** START OF RECORDS PROVIDED **

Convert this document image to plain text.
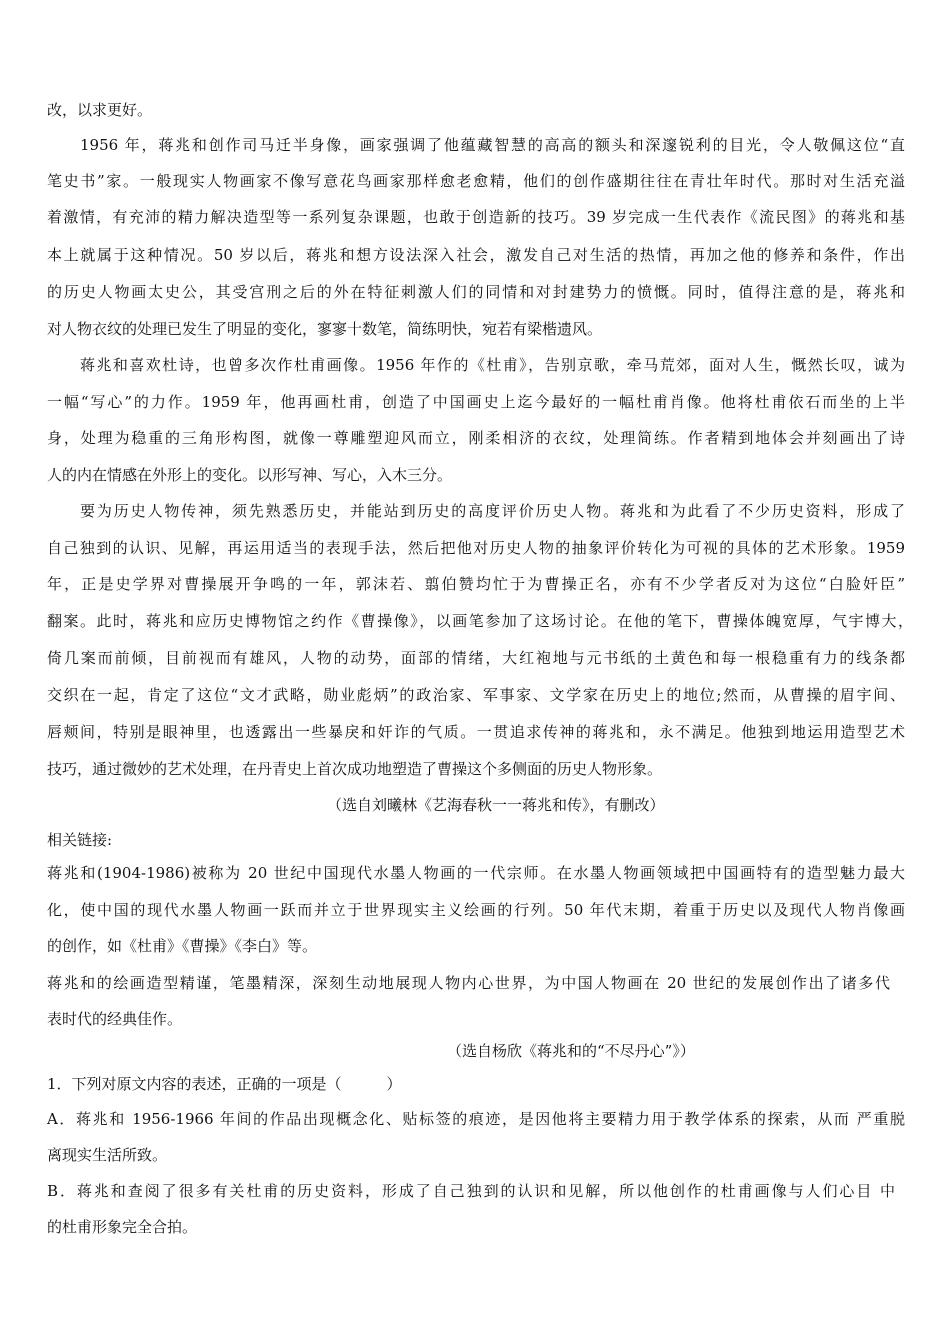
改，以求更好。
1956 年，蒋兆和创作司马迁半身像，画家强调了他蕴藏智慧的高高的额头和深邃锐利的目光，令人敬佩这位“直
笔史书”家。一般现实人物画家不像写意花鸟画家那样愈老愈精，他们的创作盛期往往在青壮年时代。那时对生活充溢
着激情，有充沛的精力解决造型等一系列复杂课题，也敢于创造新的技巧。39 岁完成一生代表作《流民图》的蒋兆和基
本上就属于这种情况。50 岁以后，蒋兆和想方设法深入社会，激发自己对生活的热情，再加之他的修养和条件，作出
的历史人物画太史公，其受宫刑之后的外在特征刺激人们的同情和对封建势力的愤慨。同时，值得注意的是，蒋兆和
对人物衣纹的处理已发生了明显的变化，寥寥十数笔，简练明快，宛若有梁楷遗风。
蒋兆和喜欢杜诗，也曾多次作杜甫画像。1956 年作的《杜甫》，告别京歌，牵马荒郊，面对人生，慨然长叹，诚为
一幅“写心”的力作。1959 年，他再画杜甫，创造了中国画史上迄今最好的一幅杜甫肖像。他将杜甫依石而坐的上半
身，处理为稳重的三角形构图，就像一尊雕塑迎风而立，刚柔相济的衣纹，处理简练。作者精到地体会并刻画出了诗
人的内在情感在外形上的变化。以形写神、写心，入木三分。
要为历史人物传神，须先熟悉历史，并能站到历史的高度评价历史人物。蒋兆和为此看了不少历史资料，形成了
自己独到的认识、见解，再运用适当的表现手法，然后把他对历史人物的抽象评价转化为可视的具体的艺术形象。1959
年，正是史学界对曹操展开争鸣的一年，郭沫若、翦伯赞均忙于为曹操正名，亦有不少学者反对为这位“白脸奸臣”
翻案。此时，蒋兆和应历史博物馆之约作《曹操像》，以画笔参加了这场讨论。在他的笔下，曹操体魄宽厚，气宇博大，
倚几案而前倾，目前视而有雄风，人物的动势，面部的情绪，大红袍地与元书纸的土黄色和每一根稳重有力的线条都
交织在一起，肯定了这位“文才武略，勋业彪炳”的政治家、军事家、文学家在历史上的地位;然而，从曹操的眉宇间、
唇颊间，特别是眼神里，也透露出一些暴戾和奸诈的气质。一贯追求传神的蒋兆和，永不满足。他独到地运用造型艺术
技巧，通过微妙的艺术处理，在丹青史上首次成功地塑造了曹操这个多侧面的历史人物形象。
（选自刘曦林《艺海春秋一一蒋兆和传》，有删改）
相关链接:
蒋兆和(1904-1986)被称为 20 世纪中国现代水墨人物画的一代宗师。在水墨人物画领域把中国画特有的造型魅力最大
化，使中国的现代水墨人物画一跃而并立于世界现实主义绘画的行列。50 年代末期，着重于历史以及现代人物肖像画
的创作，如《杜甫》《曹操》《李白》等。
蒋兆和的绘画造型精谨，笔墨精深，深刻生动地展现人物内心世界，为中国人物画在 20 世纪的发展创作出了诸多代
表时代的经典佳作。
（选自杨欣《蒋兆和的“不尽丹心”》）
1．下列对原文内容的表述，正确的一项是（　　　）
A．蒋兆和 1956-1966 年间的作品出现概念化、贴标签的痕迹，是因他将主要精力用于教学体系的探索，从而 严重脱
离现实生活所致。
B．蒋兆和查阅了很多有关杜甫的历史资料，形成了自己独到的认识和见解，所以他创作的杜甫画像与人们心目 中
的杜甫形象完全合拍。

** END OF RECORDS PROVIDED **

SET PROBLEM. Copy out all the entries exactly. Images stay out of the copy.

FINISHED TASK.
Convert this document image to plain text.
改，以求更好。
1956 年，蒋兆和创作司马迁半身像，画家强调了他蕴藏智慧的高高的额头和深邃锐利的目光，令人敬佩这位“直
笔史书”家。一般现实人物画家不像写意花鸟画家那样愈老愈精，他们的创作盛期往往在青壮年时代。那时对生活充溢
着激情，有充沛的精力解决造型等一系列复杂课题，也敢于创造新的技巧。39 岁完成一生代表作《流民图》的蒋兆和基
本上就属于这种情况。50 岁以后，蒋兆和想方设法深入社会，激发自己对生活的热情，再加之他的修养和条件，作出
的历史人物画太史公，其受宫刑之后的外在特征刺激人们的同情和对封建势力的愤慨。同时，值得注意的是，蒋兆和
对人物衣纹的处理已发生了明显的变化，寥寥十数笔，简练明快，宛若有梁楷遗风。
蒋兆和喜欢杜诗，也曾多次作杜甫画像。1956 年作的《杜甫》，告别京歌，牵马荒郊，面对人生，慨然长叹，诚为
一幅“写心”的力作。1959 年，他再画杜甫，创造了中国画史上迄今最好的一幅杜甫肖像。他将杜甫依石而坐的上半
身，处理为稳重的三角形构图，就像一尊雕塑迎风而立，刚柔相济的衣纹，处理简练。作者精到地体会并刻画出了诗
人的内在情感在外形上的变化。以形写神、写心，入木三分。
要为历史人物传神，须先熟悉历史，并能站到历史的高度评价历史人物。蒋兆和为此看了不少历史资料，形成了
自己独到的认识、见解，再运用适当的表现手法，然后把他对历史人物的抽象评价转化为可视的具体的艺术形象。1959
年，正是史学界对曹操展开争鸣的一年，郭沫若、翦伯赞均忙于为曹操正名，亦有不少学者反对为这位“白脸奸臣”
翻案。此时，蒋兆和应历史博物馆之约作《曹操像》，以画笔参加了这场讨论。在他的笔下，曹操体魄宽厚，气宇博大，
倚几案而前倾，目前视而有雄风，人物的动势，面部的情绪，大红袍地与元书纸的土黄色和每一根稳重有力的线条都
交织在一起，肯定了这位“文才武略，勋业彪炳”的政治家、军事家、文学家在历史上的地位;然而，从曹操的眉宇间、
唇颊间，特别是眼神里，也透露出一些暴戾和奸诈的气质。一贯追求传神的蒋兆和，永不满足。他独到地运用造型艺术
技巧，通过微妙的艺术处理，在丹青史上首次成功地塑造了曹操这个多侧面的历史人物形象。
（选自刘曦林《艺海春秋一一蒋兆和传》，有删改）
相关链接:
蒋兆和(1904-1986)被称为 20 世纪中国现代水墨人物画的一代宗师。在水墨人物画领域把中国画特有的造型魅力最大
化，使中国的现代水墨人物画一跃而并立于世界现实主义绘画的行列。50 年代末期，着重于历史以及现代人物肖像画
的创作，如《杜甫》《曹操》《李白》等。
蒋兆和的绘画造型精谨，笔墨精深，深刻生动地展现人物内心世界，为中国人物画在 20 世纪的发展创作出了诸多代
表时代的经典佳作。
（选自杨欣《蒋兆和的“不尽丹心”》）
1．下列对原文内容的表述，正确的一项是（　　　）
A．蒋兆和 1956-1966 年间的作品出现概念化、贴标签的痕迹，是因他将主要精力用于教学体系的探索，从而 严重脱
离现实生活所致。
B．蒋兆和查阅了很多有关杜甫的历史资料，形成了自己独到的认识和见解，所以他创作的杜甫画像与人们心目 中
的杜甫形象完全合拍。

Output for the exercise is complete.